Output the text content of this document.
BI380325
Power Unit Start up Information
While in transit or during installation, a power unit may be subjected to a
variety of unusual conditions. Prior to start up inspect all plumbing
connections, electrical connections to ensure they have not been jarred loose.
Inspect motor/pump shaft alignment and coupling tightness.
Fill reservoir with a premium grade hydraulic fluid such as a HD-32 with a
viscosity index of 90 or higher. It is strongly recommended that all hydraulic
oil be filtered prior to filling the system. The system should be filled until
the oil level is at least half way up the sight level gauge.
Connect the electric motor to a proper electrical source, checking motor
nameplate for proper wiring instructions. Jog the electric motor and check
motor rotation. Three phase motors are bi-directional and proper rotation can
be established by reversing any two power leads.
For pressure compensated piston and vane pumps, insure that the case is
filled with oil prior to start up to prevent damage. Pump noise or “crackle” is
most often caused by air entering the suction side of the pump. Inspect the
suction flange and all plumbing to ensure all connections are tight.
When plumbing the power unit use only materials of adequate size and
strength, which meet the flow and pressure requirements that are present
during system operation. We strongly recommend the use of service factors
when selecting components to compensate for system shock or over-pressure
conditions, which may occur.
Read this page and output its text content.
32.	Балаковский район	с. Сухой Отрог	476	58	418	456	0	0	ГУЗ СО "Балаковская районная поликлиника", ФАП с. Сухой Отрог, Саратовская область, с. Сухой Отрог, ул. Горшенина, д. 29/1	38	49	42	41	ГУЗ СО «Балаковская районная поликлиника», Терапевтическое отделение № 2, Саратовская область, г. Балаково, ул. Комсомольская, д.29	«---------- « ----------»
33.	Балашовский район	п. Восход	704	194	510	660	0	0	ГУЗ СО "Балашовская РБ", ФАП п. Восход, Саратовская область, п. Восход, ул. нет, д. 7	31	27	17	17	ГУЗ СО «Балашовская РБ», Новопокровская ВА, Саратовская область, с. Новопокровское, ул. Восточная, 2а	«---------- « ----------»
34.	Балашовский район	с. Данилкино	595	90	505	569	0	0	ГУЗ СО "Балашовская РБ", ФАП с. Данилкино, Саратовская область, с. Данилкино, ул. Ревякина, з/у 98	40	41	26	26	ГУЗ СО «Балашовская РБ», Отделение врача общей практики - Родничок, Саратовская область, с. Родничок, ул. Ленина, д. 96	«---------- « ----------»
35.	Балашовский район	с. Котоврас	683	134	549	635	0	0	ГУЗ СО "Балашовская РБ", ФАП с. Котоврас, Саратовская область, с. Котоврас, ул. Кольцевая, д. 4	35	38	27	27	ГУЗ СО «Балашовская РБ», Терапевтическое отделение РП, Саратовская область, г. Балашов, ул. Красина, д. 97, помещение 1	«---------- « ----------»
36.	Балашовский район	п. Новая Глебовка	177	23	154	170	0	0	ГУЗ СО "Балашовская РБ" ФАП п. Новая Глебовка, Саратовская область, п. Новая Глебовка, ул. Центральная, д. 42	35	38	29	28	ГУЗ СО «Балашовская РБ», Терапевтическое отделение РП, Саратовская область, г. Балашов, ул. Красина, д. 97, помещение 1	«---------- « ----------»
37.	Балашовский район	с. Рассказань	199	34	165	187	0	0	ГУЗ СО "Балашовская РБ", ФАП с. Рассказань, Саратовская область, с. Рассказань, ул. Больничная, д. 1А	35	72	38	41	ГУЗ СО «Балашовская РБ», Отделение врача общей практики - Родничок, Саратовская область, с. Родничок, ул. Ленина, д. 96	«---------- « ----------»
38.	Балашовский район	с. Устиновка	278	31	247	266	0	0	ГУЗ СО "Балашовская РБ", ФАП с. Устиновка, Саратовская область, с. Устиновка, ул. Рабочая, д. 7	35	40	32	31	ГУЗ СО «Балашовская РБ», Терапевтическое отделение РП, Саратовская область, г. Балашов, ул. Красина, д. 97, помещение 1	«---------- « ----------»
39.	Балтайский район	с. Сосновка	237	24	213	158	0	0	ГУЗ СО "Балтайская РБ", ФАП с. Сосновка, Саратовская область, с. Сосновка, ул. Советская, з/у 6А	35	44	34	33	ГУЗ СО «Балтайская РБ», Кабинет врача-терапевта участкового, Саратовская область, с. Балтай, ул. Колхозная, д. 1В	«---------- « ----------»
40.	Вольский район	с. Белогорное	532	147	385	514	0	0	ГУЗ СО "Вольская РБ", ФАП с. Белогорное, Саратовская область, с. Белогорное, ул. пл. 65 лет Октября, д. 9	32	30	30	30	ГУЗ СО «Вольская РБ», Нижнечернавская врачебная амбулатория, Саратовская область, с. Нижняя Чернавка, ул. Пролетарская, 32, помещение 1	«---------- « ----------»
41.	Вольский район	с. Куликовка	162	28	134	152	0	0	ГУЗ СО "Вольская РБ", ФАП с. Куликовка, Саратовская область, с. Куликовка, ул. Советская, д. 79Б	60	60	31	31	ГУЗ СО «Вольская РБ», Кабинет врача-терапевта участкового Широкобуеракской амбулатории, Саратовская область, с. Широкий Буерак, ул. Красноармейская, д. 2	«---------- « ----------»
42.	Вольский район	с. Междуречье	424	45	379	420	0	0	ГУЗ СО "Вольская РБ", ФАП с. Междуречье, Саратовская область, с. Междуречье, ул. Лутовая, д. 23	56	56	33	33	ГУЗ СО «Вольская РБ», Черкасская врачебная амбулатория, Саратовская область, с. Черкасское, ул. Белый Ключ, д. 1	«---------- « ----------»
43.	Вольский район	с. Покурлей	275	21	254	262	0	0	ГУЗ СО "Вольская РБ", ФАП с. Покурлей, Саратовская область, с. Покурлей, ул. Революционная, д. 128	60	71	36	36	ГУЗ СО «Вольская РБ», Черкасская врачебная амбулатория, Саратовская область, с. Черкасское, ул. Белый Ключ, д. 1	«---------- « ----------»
_ _ _
*PROBLEM DETAILS:*
Provide all the records again, word for word.

*ANSWER BELOW:*
Output the text content of this document.
BI380325
Power Unit Start up Information
While in transit or during installation, a power unit may be subjected to a
variety of unusual conditions. Prior to start up inspect all plumbing
connections, electrical connections to ensure they have not been jarred loose.
Inspect motor/pump shaft alignment and coupling tightness.
Fill reservoir with a premium grade hydraulic fluid such as a HD-32 with a
viscosity index of 90 or higher. It is strongly recommended that all hydraulic
oil be filtered prior to filling the system. The system should be filled until
the oil level is at least half way up the sight level gauge.
Connect the electric motor to a proper electrical source, checking motor
nameplate for proper wiring instructions. Jog the electric motor and check
motor rotation. Three phase motors are bi-directional and proper rotation can
be established by reversing any two power leads.
For pressure compensated piston and vane pumps, insure that the case is
filled with oil prior to start up to prevent damage. Pump noise or “crackle” is
most often caused by air entering the suction side of the pump. Inspect the
suction flange and all plumbing to ensure all connections are tight.
When plumbing the power unit use only materials of adequate size and
strength, which meet the flow and pressure requirements that are present
during system operation. We strongly recommend the use of service factors
when selecting components to compensate for system shock or over-pressure
conditions, which may occur.
Read this page and output its text content.
32.	Балаковский район	с. Сухой Отрог	476	58	418	456	0	0	ГУЗ СО "Балаковская районная поликлиника", ФАП с. Сухой Отрог, Саратовская область, с. Сухой Отрог, ул. Горшенина, д. 29/1	38	49	42	41	ГУЗ СО «Балаковская районная поликлиника», Терапевтическое отделение № 2, Саратовская область, г. Балаково, ул. Комсомольская, д.29	«---------- « ----------»
33.	Балашовский район	п. Восход	704	194	510	660	0	0	ГУЗ СО "Балашовская РБ", ФАП п. Восход, Саратовская область, п. Восход, ул. нет, д. 7	31	27	17	17	ГУЗ СО «Балашовская РБ», Новопокровская ВА, Саратовская область, с. Новопокровское, ул. Восточная, 2а	«---------- « ----------»
34.	Балашовский район	с. Данилкино	595	90	505	569	0	0	ГУЗ СО "Балашовская РБ", ФАП с. Данилкино, Саратовская область, с. Данилкино, ул. Ревякина, з/у 98	40	41	26	26	ГУЗ СО «Балашовская РБ», Отделение врача общей практики - Родничок, Саратовская область, с. Родничок, ул. Ленина, д. 96	«---------- « ----------»
35.	Балашовский район	с. Котоврас	683	134	549	635	0	0	ГУЗ СО "Балашовская РБ", ФАП с. Котоврас, Саратовская область, с. Котоврас, ул. Кольцевая, д. 4	35	38	27	27	ГУЗ СО «Балашовская РБ», Терапевтическое отделение РП, Саратовская область, г. Балашов, ул. Красина, д. 97, помещение 1	«---------- « ----------»
36.	Балашовский район	п. Новая Глебовка	177	23	154	170	0	0	ГУЗ СО "Балашовская РБ" ФАП п. Новая Глебовка, Саратовская область, п. Новая Глебовка, ул. Центральная, д. 42	35	38	29	28	ГУЗ СО «Балашовская РБ», Терапевтическое отделение РП, Саратовская область, г. Балашов, ул. Красина, д. 97, помещение 1	«---------- « ----------»
37.	Балашовский район	с. Рассказань	199	34	165	187	0	0	ГУЗ СО "Балашовская РБ", ФАП с. Рассказань, Саратовская область, с. Рассказань, ул. Больничная, д. 1А	35	72	38	41	ГУЗ СО «Балашовская РБ», Отделение врача общей практики - Родничок, Саратовская область, с. Родничок, ул. Ленина, д. 96	«---------- « ----------»
38.	Балашовский район	с. Устиновка	278	31	247	266	0	0	ГУЗ СО "Балашовская РБ", ФАП с. Устиновка, Саратовская область, с. Устиновка, ул. Рабочая, д. 7	35	40	32	31	ГУЗ СО «Балашовская РБ», Терапевтическое отделение РП, Саратовская область, г. Балашов, ул. Красина, д. 97, помещение 1	«---------- « ----------»
39.	Балтайский район	с. Сосновка	237	24	213	158	0	0	ГУЗ СО "Балтайская РБ", ФАП с. Сосновка, Саратовская область, с. Сосновка, ул. Советская, з/у 6А	35	44	34	33	ГУЗ СО «Балтайская РБ», Кабинет врача-терапевта участкового, Саратовская область, с. Балтай, ул. Колхозная, д. 1В	«---------- « ----------»
40.	Вольский район	с. Белогорное	532	147	385	514	0	0	ГУЗ СО "Вольская РБ", ФАП с. Белогорное, Саратовская область, с. Белогорное, ул. пл. 65 лет Октября, д. 9	32	30	30	30	ГУЗ СО «Вольская РБ», Нижнечернавская врачебная амбулатория, Саратовская область, с. Нижняя Чернавка, ул. Пролетарская, 32, помещение 1	«---------- « ----------»
41.	Вольский район	с. Куликовка	162	28	134	152	0	0	ГУЗ СО "Вольская РБ", ФАП с. Куликовка, Саратовская область, с. Куликовка, ул. Советская, д. 79Б	60	60	31	31	ГУЗ СО «Вольская РБ», Кабинет врача-терапевта участкового Широкобуеракской амбулатории, Саратовская область, с. Широкий Буерак, ул. Красноармейская, д. 2	«---------- « ----------»
42.	Вольский район	с. Междуречье	424	45	379	420	0	0	ГУЗ СО "Вольская РБ", ФАП с. Междуречье, Саратовская область, с. Междуречье, ул. Лутовая, д. 23	56	56	33	33	ГУЗ СО «Вольская РБ», Черкасская врачебная амбулатория, Саратовская область, с. Черкасское, ул. Белый Ключ, д. 1	«---------- « ----------»
43.	Вольский район	с. Покурлей	275	21	254	262	0	0	ГУЗ СО "Вольская РБ", ФАП с. Покурлей, Саратовская область, с. Покурлей, ул. Революционная, д. 128	60	71	36	36	ГУЗ СО «Вольская РБ», Черкасская врачебная амбулатория, Саратовская область, с. Черкасское, ул. Белый Ключ, д. 1	«---------- « ----------»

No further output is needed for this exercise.